[Start of Records]

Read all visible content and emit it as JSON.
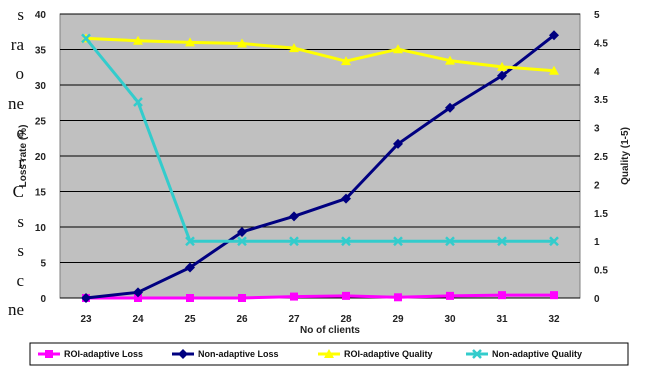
{
  "left_margin_text": [
    "s",
    "ra",
    "o",
    "ne",
    "",
    "e",
    "r",
    "C",
    "s",
    "s",
    "c",
    "ne"
  ],
  "colors": {
    "plot_bg": "#c0c0c0",
    "grid": "#000000",
    "roi_loss": "#ff00ff",
    "non_adaptive_loss": "#000080",
    "roi_quality": "#ffff00",
    "non_adaptive_quality": "#33cccc"
  },
  "chart_data": {
    "type": "line",
    "title": "",
    "xlabel": "No of clients",
    "ylabel": "Loss rate (%)",
    "y2label": "Quality (1-5)",
    "x": [
      23,
      24,
      25,
      26,
      27,
      28,
      29,
      30,
      31,
      32
    ],
    "ylim": [
      0,
      40
    ],
    "yticks": [
      0,
      5,
      10,
      15,
      20,
      25,
      30,
      35,
      40
    ],
    "y2lim": [
      0,
      5
    ],
    "y2ticks": [
      "0",
      "0.5",
      "1",
      "1.5",
      "2",
      "2.5",
      "3",
      "3.5",
      "4",
      "4.5",
      "5"
    ],
    "grid": true,
    "legend_position": "bottom",
    "series": [
      {
        "name": "ROI-adaptive Loss",
        "axis": "left",
        "marker": "square",
        "color": "#ff00ff",
        "values": [
          0,
          0,
          0,
          0,
          0.2,
          0.3,
          0.1,
          0.3,
          0.4,
          0.4
        ]
      },
      {
        "name": "Non-adaptive Loss",
        "axis": "left",
        "marker": "diamond",
        "color": "#000080",
        "values": [
          0,
          0.8,
          4.3,
          9.3,
          11.5,
          14,
          21.7,
          26.8,
          31.3,
          37
        ]
      },
      {
        "name": "ROI-adaptive Quality",
        "axis": "right",
        "marker": "triangle",
        "color": "#ffff00",
        "values": [
          4.57,
          4.53,
          4.5,
          4.48,
          4.4,
          4.17,
          4.38,
          4.18,
          4.07,
          4.0
        ]
      },
      {
        "name": "Non-adaptive Quality",
        "axis": "right",
        "marker": "x",
        "color": "#33cccc",
        "values": [
          4.57,
          3.45,
          1.0,
          1.0,
          1.0,
          1.0,
          1.0,
          1.0,
          1.0,
          1.0
        ]
      }
    ]
  }
}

[End of Records]

Copy every record character for character. Skip the pictures.

### Task output
Read all visible content and emit it as JSON.
{
  "left_margin_text": [
    "s",
    "ra",
    "o",
    "ne",
    "",
    "e",
    "r",
    "C",
    "s",
    "s",
    "c",
    "ne"
  ],
  "colors": {
    "plot_bg": "#c0c0c0",
    "grid": "#000000",
    "roi_loss": "#ff00ff",
    "non_adaptive_loss": "#000080",
    "roi_quality": "#ffff00",
    "non_adaptive_quality": "#33cccc"
  },
  "chart_data": {
    "type": "line",
    "title": "",
    "xlabel": "No of clients",
    "ylabel": "Loss rate (%)",
    "y2label": "Quality (1-5)",
    "x": [
      23,
      24,
      25,
      26,
      27,
      28,
      29,
      30,
      31,
      32
    ],
    "ylim": [
      0,
      40
    ],
    "yticks": [
      0,
      5,
      10,
      15,
      20,
      25,
      30,
      35,
      40
    ],
    "y2lim": [
      0,
      5
    ],
    "y2ticks": [
      "0",
      "0.5",
      "1",
      "1.5",
      "2",
      "2.5",
      "3",
      "3.5",
      "4",
      "4.5",
      "5"
    ],
    "grid": true,
    "legend_position": "bottom",
    "series": [
      {
        "name": "ROI-adaptive Loss",
        "axis": "left",
        "marker": "square",
        "color": "#ff00ff",
        "values": [
          0,
          0,
          0,
          0,
          0.2,
          0.3,
          0.1,
          0.3,
          0.4,
          0.4
        ]
      },
      {
        "name": "Non-adaptive Loss",
        "axis": "left",
        "marker": "diamond",
        "color": "#000080",
        "values": [
          0,
          0.8,
          4.3,
          9.3,
          11.5,
          14,
          21.7,
          26.8,
          31.3,
          37
        ]
      },
      {
        "name": "ROI-adaptive Quality",
        "axis": "right",
        "marker": "triangle",
        "color": "#ffff00",
        "values": [
          4.57,
          4.53,
          4.5,
          4.48,
          4.4,
          4.17,
          4.38,
          4.18,
          4.07,
          4.0
        ]
      },
      {
        "name": "Non-adaptive Quality",
        "axis": "right",
        "marker": "x",
        "color": "#33cccc",
        "values": [
          4.57,
          3.45,
          1.0,
          1.0,
          1.0,
          1.0,
          1.0,
          1.0,
          1.0,
          1.0
        ]
      }
    ]
  }
}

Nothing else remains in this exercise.